▸ Record list
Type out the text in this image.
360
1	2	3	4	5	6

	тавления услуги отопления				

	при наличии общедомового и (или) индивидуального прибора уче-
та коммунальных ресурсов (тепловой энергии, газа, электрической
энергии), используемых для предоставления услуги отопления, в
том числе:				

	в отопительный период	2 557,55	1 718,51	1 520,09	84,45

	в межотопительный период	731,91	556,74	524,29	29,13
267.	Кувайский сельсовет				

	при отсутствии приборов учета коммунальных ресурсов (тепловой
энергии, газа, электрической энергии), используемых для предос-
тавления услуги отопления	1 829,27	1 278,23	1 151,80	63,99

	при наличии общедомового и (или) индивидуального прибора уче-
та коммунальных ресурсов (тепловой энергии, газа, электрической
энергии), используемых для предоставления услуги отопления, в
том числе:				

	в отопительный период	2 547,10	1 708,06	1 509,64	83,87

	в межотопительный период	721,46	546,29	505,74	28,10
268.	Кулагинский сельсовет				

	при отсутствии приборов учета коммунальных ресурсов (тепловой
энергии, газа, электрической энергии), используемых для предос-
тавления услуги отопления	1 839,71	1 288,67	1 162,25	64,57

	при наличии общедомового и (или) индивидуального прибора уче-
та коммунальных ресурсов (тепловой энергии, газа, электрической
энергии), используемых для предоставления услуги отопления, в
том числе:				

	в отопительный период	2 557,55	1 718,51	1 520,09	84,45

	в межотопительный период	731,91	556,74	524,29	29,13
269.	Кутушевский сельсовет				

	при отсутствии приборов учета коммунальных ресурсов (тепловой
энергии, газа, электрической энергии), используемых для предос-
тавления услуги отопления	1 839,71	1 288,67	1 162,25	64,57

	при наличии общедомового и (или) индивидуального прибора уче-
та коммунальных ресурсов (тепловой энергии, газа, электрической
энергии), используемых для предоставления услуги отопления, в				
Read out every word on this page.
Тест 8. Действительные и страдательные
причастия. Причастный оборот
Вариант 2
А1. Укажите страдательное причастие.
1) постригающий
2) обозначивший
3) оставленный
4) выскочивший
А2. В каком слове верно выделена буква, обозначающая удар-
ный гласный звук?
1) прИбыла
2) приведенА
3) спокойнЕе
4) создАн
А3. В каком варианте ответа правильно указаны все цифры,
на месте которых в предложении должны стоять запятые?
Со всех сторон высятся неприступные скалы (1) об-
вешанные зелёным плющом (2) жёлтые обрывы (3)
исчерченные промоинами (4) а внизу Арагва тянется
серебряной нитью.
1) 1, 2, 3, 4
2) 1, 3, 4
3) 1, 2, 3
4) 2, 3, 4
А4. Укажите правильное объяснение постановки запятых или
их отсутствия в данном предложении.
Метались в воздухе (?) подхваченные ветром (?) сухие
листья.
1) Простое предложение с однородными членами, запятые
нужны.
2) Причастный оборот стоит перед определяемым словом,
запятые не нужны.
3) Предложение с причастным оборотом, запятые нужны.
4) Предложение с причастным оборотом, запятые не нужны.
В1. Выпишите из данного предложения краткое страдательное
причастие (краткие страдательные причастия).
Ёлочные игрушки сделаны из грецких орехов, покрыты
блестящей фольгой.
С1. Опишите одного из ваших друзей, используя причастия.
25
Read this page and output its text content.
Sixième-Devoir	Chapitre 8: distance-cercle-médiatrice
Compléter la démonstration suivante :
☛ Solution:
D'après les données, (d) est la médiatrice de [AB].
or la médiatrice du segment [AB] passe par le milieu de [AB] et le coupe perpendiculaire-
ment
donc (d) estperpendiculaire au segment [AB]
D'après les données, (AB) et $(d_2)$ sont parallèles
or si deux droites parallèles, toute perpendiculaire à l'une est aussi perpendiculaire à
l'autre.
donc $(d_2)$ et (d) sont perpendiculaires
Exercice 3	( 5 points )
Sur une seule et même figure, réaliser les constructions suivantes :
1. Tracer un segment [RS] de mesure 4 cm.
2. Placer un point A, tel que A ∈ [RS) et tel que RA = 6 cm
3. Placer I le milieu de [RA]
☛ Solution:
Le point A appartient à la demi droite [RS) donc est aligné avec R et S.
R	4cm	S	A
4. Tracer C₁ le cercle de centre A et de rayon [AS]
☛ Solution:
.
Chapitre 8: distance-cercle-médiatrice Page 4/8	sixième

▸ Task goal
Return every record, word for word.

▸ Result of the task
Type out the text in this image.
360
1	2	3	4	5	6

	тавления услуги отопления				

	при наличии общедомового и (или) индивидуального прибора уче-
та коммунальных ресурсов (тепловой энергии, газа, электрической
энергии), используемых для предоставления услуги отопления, в
том числе:				

	в отопительный период	2 557,55	1 718,51	1 520,09	84,45

	в межотопительный период	731,91	556,74	524,29	29,13
267.	Кувайский сельсовет				

	при отсутствии приборов учета коммунальных ресурсов (тепловой
энергии, газа, электрической энергии), используемых для предос-
тавления услуги отопления	1 829,27	1 278,23	1 151,80	63,99

	при наличии общедомового и (или) индивидуального прибора уче-
та коммунальных ресурсов (тепловой энергии, газа, электрической
энергии), используемых для предоставления услуги отопления, в
том числе:				

	в отопительный период	2 547,10	1 708,06	1 509,64	83,87

	в межотопительный период	721,46	546,29	505,74	28,10
268.	Кулагинский сельсовет				

	при отсутствии приборов учета коммунальных ресурсов (тепловой
энергии, газа, электрической энергии), используемых для предос-
тавления услуги отопления	1 839,71	1 288,67	1 162,25	64,57

	при наличии общедомового и (или) индивидуального прибора уче-
та коммунальных ресурсов (тепловой энергии, газа, электрической
энергии), используемых для предоставления услуги отопления, в
том числе:				

	в отопительный период	2 557,55	1 718,51	1 520,09	84,45

	в межотопительный период	731,91	556,74	524,29	29,13
269.	Кутушевский сельсовет				

	при отсутствии приборов учета коммунальных ресурсов (тепловой
энергии, газа, электрической энергии), используемых для предос-
тавления услуги отопления	1 839,71	1 288,67	1 162,25	64,57

	при наличии общедомового и (или) индивидуального прибора уче-
та коммунальных ресурсов (тепловой энергии, газа, электрической
энергии), используемых для предоставления услуги отопления, в				
Read out every word on this page.
Тест 8. Действительные и страдательные
причастия. Причастный оборот
Вариант 2
А1. Укажите страдательное причастие.
1) постригающий
2) обозначивший
3) оставленный
4) выскочивший
А2. В каком слове верно выделена буква, обозначающая удар-
ный гласный звук?
1) прИбыла
2) приведенА
3) спокойнЕе
4) создАн
А3. В каком варианте ответа правильно указаны все цифры,
на месте которых в предложении должны стоять запятые?
Со всех сторон высятся неприступные скалы (1) об-
вешанные зелёным плющом (2) жёлтые обрывы (3)
исчерченные промоинами (4) а внизу Арагва тянется
серебряной нитью.
1) 1, 2, 3, 4
2) 1, 3, 4
3) 1, 2, 3
4) 2, 3, 4
А4. Укажите правильное объяснение постановки запятых или
их отсутствия в данном предложении.
Метались в воздухе (?) подхваченные ветром (?) сухие
листья.
1) Простое предложение с однородными членами, запятые
нужны.
2) Причастный оборот стоит перед определяемым словом,
запятые не нужны.
3) Предложение с причастным оборотом, запятые нужны.
4) Предложение с причастным оборотом, запятые не нужны.
В1. Выпишите из данного предложения краткое страдательное
причастие (краткие страдательные причастия).
Ёлочные игрушки сделаны из грецких орехов, покрыты
блестящей фольгой.
С1. Опишите одного из ваших друзей, используя причастия.
25
Read this page and output its text content.
Sixième-Devoir	Chapitre 8: distance-cercle-médiatrice
Compléter la démonstration suivante :
☛ Solution:
D'après les données, (d) est la médiatrice de [AB].
or la médiatrice du segment [AB] passe par le milieu de [AB] et le coupe perpendiculaire-
ment
donc (d) estperpendiculaire au segment [AB]
D'après les données, (AB) et $(d_2)$ sont parallèles
or si deux droites parallèles, toute perpendiculaire à l'une est aussi perpendiculaire à
l'autre.
donc $(d_2)$ et (d) sont perpendiculaires
Exercice 3	( 5 points )
Sur une seule et même figure, réaliser les constructions suivantes :
1. Tracer un segment [RS] de mesure 4 cm.
2. Placer un point A, tel que A ∈ [RS) et tel que RA = 6 cm
3. Placer I le milieu de [RA]
☛ Solution:
Le point A appartient à la demi droite [RS) donc est aligné avec R et S.
R	4cm	S	A
4. Tracer C₁ le cercle de centre A et de rayon [AS]
☛ Solution:
.
Chapitre 8: distance-cercle-médiatrice Page 4/8	sixième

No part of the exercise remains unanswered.